**GIVEN PROBLEM:** In the entries below, identify every line with the string "отклонения" and copy it.

**RECORDS SHOWN:**
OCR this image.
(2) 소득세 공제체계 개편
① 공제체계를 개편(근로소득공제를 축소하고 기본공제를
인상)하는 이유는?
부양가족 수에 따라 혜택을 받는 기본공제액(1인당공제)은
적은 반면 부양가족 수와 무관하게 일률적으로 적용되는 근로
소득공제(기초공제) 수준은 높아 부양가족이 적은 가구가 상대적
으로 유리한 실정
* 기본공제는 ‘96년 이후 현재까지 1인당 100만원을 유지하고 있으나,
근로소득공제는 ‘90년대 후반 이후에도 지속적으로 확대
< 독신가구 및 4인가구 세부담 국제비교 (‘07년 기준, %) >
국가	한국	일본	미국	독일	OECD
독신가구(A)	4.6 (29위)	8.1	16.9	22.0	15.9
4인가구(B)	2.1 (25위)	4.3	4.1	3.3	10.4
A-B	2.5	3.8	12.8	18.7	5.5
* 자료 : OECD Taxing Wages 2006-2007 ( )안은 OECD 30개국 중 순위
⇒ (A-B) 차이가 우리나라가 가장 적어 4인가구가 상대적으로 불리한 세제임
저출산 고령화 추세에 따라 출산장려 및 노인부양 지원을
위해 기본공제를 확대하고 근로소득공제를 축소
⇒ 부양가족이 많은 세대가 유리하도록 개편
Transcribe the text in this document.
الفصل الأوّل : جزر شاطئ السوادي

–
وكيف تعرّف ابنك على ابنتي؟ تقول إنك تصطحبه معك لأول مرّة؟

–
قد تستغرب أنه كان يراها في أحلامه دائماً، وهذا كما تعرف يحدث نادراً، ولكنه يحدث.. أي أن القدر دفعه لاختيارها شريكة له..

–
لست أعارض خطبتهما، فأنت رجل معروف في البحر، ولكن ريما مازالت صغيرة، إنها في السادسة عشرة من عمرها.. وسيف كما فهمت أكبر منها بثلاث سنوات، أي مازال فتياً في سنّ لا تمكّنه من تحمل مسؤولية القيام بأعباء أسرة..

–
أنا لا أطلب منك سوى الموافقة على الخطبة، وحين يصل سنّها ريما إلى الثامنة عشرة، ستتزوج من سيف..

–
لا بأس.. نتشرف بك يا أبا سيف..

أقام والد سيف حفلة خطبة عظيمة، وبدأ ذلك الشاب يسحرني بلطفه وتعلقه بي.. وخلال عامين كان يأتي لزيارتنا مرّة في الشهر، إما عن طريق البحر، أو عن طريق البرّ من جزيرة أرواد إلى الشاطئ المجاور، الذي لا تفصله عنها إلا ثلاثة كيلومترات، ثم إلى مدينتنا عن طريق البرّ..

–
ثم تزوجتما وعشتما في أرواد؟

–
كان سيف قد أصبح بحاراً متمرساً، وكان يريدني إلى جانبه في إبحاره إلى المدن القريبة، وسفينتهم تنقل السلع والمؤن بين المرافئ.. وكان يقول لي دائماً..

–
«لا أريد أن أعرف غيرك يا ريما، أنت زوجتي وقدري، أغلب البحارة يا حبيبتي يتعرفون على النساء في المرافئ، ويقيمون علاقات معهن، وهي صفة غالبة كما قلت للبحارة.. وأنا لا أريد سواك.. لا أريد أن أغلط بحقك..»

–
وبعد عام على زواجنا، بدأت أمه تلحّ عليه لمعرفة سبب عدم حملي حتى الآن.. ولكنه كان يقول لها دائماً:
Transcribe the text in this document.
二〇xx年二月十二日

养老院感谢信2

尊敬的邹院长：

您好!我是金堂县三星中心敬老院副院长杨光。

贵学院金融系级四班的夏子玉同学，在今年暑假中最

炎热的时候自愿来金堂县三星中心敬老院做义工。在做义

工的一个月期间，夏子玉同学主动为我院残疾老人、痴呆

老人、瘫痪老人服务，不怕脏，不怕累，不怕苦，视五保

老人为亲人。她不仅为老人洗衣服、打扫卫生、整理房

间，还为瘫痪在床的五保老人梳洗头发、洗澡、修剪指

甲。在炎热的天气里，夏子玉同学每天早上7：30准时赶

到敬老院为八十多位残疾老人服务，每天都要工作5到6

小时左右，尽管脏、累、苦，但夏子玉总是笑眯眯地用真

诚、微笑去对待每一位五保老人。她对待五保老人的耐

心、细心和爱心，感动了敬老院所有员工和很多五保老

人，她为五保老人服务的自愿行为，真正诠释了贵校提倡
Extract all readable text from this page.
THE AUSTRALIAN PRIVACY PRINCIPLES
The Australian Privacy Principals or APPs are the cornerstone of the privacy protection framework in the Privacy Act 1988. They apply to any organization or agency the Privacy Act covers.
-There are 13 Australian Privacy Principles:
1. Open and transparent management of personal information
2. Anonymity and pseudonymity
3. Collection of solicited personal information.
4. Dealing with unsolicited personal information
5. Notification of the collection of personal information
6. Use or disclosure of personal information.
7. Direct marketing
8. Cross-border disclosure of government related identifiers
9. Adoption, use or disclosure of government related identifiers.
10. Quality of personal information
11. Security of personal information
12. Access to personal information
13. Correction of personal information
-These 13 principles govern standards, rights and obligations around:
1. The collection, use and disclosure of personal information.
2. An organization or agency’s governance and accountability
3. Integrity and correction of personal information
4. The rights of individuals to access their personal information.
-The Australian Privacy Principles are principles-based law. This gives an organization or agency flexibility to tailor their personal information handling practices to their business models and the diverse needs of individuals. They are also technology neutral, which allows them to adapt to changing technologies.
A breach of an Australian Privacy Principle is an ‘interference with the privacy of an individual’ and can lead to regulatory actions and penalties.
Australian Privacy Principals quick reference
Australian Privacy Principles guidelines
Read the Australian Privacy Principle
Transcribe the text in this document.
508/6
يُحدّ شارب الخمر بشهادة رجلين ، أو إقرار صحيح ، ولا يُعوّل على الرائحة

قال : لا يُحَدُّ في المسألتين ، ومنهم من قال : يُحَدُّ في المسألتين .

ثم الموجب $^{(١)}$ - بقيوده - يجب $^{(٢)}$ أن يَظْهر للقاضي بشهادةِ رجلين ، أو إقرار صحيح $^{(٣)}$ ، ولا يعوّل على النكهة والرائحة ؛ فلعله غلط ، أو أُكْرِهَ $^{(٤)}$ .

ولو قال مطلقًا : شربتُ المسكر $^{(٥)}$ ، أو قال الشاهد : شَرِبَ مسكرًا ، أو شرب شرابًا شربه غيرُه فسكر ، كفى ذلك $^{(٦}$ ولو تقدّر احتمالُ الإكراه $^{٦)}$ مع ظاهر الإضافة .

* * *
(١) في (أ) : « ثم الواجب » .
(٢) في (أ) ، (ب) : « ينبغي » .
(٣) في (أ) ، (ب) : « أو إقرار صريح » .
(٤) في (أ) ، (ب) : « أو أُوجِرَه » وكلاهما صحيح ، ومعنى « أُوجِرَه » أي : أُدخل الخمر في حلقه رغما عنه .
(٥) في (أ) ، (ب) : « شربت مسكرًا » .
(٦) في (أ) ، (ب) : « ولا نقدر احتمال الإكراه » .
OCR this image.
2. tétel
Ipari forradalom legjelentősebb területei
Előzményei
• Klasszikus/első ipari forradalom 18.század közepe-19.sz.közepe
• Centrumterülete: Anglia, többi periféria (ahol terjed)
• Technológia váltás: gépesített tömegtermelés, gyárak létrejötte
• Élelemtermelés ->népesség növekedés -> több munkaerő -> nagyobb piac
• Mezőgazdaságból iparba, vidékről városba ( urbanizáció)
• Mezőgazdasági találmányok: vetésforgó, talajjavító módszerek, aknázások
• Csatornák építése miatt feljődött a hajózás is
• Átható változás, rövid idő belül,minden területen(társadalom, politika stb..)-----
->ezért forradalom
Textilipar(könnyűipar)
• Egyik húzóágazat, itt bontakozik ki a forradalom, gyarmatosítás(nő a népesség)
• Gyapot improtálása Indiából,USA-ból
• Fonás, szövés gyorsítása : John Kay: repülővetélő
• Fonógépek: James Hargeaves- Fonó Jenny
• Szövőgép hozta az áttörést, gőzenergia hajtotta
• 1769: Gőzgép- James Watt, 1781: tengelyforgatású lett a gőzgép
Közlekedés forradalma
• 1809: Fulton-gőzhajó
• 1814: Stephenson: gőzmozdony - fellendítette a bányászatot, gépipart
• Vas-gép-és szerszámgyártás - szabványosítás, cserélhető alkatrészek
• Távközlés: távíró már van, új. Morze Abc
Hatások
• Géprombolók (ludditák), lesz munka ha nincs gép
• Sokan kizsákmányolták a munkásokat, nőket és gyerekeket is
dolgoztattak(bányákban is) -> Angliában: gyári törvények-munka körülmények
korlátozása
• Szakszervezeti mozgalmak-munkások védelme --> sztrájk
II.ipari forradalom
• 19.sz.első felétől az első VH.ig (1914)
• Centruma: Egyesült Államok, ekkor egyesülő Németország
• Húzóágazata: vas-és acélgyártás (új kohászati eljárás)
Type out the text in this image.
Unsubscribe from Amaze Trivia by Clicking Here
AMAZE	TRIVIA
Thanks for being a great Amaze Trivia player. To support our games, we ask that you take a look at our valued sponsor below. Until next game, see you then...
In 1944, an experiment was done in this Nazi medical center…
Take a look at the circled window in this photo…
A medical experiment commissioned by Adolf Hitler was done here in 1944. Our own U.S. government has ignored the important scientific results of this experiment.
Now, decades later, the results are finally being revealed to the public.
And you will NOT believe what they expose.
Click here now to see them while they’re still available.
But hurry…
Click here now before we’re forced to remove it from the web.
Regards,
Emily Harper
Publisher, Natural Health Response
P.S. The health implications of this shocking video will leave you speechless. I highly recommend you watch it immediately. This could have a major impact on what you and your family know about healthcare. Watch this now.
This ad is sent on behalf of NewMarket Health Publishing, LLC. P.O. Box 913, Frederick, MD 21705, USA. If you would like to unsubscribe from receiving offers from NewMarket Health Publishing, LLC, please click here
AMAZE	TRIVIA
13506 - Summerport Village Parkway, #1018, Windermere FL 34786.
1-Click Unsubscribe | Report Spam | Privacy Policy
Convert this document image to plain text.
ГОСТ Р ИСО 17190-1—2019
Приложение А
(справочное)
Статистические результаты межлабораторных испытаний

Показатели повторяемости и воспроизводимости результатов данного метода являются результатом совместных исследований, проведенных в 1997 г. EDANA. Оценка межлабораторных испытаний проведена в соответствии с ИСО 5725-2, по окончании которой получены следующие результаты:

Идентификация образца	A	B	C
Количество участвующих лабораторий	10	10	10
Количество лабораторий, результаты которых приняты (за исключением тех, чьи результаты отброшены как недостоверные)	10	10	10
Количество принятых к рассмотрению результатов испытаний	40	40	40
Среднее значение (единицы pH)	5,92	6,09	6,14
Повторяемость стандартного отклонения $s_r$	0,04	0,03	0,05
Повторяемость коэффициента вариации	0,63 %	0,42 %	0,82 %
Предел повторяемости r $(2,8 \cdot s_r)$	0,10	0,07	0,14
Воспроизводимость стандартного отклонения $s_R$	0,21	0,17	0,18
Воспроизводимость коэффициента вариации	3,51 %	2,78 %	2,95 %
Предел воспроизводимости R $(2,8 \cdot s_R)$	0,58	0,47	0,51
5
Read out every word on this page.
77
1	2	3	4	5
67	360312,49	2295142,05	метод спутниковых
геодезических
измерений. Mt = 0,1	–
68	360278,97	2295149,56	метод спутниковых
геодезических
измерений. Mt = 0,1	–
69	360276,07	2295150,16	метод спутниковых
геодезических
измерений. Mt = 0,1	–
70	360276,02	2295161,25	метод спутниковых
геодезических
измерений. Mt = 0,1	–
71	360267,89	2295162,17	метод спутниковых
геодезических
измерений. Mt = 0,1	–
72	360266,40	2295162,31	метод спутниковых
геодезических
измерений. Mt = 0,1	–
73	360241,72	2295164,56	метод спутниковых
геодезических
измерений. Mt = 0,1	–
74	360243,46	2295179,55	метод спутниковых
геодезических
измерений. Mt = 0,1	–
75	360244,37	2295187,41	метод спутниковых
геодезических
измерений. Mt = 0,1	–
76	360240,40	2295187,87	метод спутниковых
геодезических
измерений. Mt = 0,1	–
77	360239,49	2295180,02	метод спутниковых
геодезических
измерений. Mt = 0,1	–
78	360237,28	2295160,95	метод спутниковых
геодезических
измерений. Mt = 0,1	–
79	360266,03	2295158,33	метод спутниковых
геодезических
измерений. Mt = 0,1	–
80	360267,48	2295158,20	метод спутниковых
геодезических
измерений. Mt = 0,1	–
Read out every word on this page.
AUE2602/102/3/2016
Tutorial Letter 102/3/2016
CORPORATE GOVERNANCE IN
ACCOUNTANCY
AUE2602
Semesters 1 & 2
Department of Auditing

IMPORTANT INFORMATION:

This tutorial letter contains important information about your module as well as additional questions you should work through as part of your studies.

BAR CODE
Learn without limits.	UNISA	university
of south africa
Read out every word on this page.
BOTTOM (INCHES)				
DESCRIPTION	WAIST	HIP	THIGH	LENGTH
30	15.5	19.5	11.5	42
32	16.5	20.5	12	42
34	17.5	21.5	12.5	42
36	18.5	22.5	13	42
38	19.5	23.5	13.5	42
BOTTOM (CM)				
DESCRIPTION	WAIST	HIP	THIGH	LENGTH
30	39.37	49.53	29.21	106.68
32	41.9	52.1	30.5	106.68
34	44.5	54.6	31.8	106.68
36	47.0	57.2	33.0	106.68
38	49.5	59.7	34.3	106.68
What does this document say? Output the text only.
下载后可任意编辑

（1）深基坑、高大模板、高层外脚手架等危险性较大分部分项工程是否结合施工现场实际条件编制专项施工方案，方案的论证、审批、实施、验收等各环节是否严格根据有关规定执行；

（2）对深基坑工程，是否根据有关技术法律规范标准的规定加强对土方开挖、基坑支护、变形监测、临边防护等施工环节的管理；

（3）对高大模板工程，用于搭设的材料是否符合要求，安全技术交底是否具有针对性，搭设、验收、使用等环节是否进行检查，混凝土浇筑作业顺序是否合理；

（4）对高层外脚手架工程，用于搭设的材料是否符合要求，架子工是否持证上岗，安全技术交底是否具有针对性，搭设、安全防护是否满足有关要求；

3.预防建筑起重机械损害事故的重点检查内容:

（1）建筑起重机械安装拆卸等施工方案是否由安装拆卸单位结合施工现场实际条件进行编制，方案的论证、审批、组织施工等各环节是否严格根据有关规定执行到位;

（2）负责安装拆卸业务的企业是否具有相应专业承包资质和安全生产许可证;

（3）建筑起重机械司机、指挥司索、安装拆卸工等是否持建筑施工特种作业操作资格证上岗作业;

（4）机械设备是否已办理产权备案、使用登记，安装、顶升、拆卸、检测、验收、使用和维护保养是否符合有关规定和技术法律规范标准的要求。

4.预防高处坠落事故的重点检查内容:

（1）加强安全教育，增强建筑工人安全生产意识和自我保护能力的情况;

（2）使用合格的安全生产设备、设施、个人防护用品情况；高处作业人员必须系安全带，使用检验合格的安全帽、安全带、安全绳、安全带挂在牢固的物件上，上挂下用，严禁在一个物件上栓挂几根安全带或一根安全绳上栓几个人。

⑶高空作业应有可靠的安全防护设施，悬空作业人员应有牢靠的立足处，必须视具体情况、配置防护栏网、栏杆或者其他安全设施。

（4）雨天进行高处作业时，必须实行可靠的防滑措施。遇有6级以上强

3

**EXERCISE OUTPUT:**
Повторяемость стандартного отклонения $s_r$	0,04	0,03	0,05
Воспроизводимость стандартного отклонения $s_R$	0,21	0,17	0,18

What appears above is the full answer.